§ What the task asks: Of the lines in the entries below, state how many hold the word "example". Say nothing else.

————————

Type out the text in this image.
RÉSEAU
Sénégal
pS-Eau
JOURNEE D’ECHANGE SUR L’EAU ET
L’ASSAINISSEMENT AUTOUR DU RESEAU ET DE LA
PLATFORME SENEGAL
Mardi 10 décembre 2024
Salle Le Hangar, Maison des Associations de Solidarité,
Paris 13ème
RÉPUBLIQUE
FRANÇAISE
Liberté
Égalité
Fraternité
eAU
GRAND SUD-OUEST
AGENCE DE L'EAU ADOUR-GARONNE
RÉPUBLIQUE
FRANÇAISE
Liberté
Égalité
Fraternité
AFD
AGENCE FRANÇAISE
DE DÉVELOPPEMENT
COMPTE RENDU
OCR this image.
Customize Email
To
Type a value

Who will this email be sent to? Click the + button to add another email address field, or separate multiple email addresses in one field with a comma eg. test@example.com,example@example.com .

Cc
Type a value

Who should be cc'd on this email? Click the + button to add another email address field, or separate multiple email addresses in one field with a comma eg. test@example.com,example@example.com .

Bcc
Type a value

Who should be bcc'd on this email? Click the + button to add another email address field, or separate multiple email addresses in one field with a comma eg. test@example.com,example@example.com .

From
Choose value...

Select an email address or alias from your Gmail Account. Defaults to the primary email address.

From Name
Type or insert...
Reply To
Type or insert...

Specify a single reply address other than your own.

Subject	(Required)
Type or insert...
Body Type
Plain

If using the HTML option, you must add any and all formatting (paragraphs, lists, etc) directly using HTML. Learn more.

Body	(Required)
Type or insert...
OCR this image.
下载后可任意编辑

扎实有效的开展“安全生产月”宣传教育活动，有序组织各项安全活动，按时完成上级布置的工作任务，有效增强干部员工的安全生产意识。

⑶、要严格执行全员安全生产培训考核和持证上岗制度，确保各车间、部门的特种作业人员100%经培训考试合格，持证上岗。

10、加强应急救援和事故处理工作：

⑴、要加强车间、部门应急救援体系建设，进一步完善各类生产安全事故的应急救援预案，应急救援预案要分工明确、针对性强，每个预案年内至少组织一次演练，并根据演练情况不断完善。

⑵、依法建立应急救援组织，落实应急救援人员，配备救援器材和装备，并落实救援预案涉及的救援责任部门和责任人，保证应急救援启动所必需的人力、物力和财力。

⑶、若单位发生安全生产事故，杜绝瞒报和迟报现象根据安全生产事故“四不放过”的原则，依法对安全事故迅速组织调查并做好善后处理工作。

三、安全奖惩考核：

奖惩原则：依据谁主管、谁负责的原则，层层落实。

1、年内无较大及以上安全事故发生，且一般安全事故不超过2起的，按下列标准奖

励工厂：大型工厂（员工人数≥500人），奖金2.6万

————————

§ Task solution: 3